To do
Copy out each line of the material below that holds the string "przez".

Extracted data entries
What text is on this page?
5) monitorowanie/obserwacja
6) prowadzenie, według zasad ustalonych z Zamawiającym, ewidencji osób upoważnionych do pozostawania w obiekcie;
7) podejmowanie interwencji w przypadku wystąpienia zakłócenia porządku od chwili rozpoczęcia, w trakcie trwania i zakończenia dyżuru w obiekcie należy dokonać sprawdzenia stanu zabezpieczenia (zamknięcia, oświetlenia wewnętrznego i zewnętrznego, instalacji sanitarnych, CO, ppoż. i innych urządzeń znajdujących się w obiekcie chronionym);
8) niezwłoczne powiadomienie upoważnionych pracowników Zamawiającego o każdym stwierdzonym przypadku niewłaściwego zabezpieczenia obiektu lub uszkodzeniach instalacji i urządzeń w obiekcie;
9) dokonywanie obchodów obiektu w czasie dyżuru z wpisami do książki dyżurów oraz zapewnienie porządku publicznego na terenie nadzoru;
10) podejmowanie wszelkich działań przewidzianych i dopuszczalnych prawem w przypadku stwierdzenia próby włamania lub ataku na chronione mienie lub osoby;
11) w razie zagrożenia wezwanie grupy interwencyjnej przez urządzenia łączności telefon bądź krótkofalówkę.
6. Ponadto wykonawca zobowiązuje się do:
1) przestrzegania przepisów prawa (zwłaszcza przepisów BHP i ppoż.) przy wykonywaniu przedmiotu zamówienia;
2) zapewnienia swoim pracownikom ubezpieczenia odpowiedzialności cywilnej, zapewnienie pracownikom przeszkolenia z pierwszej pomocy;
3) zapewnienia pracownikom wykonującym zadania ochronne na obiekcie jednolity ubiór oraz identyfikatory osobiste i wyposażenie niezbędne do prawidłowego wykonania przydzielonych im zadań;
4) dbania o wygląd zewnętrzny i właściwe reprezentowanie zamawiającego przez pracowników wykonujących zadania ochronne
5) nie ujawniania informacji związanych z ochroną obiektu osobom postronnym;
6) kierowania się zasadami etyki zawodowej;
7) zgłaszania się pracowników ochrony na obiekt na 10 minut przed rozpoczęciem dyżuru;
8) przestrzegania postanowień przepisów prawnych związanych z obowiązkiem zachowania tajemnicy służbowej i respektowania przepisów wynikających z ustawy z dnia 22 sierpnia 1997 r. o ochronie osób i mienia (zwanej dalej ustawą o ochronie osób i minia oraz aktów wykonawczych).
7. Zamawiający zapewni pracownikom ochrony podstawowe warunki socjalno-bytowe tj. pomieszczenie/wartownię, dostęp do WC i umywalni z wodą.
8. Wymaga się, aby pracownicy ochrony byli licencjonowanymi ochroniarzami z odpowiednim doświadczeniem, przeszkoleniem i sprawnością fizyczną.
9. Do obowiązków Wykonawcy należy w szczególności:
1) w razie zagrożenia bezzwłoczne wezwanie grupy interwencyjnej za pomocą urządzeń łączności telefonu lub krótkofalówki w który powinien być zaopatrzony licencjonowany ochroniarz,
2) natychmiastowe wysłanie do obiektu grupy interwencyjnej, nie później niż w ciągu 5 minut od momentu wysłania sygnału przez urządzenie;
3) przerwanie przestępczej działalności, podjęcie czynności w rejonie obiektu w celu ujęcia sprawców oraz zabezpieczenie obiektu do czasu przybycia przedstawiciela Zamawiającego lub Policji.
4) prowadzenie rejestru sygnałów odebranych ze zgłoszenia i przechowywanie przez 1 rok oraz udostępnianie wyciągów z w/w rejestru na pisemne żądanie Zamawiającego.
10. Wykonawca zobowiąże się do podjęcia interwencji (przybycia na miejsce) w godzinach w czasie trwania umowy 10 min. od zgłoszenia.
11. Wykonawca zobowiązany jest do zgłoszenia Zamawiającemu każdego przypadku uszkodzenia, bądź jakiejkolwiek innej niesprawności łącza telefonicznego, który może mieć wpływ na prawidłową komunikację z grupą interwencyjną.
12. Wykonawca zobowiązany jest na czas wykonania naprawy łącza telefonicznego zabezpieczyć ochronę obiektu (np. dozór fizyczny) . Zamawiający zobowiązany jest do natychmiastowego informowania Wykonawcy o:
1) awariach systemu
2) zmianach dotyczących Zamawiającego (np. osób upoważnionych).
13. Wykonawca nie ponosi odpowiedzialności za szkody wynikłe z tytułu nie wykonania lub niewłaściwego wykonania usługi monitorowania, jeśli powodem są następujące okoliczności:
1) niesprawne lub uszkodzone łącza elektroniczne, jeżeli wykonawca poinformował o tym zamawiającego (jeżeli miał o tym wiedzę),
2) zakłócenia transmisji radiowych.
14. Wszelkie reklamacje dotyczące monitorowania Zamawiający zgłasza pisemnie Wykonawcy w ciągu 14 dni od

Task answer
11) w razie zagrożenia wezwanie grupy interwencyjnej przez urządzenia łączności telefon bądź krótkofalówkę.
4) dbania o wygląd zewnętrzny i właściwe reprezentowanie zamawiającego przez pracowników wykonujących zadania ochronne
2) natychmiastowe wysłanie do obiektu grupy interwencyjnej, nie później niż w ciągu 5 minut od momentu wysłania sygnału przez urządzenie;
4) prowadzenie rejestru sygnałów odebranych ze zgłoszenia i przechowywanie przez 1 rok oraz udostępnianie wyciągów z w/w rejestru na pisemne żądanie Zamawiającego.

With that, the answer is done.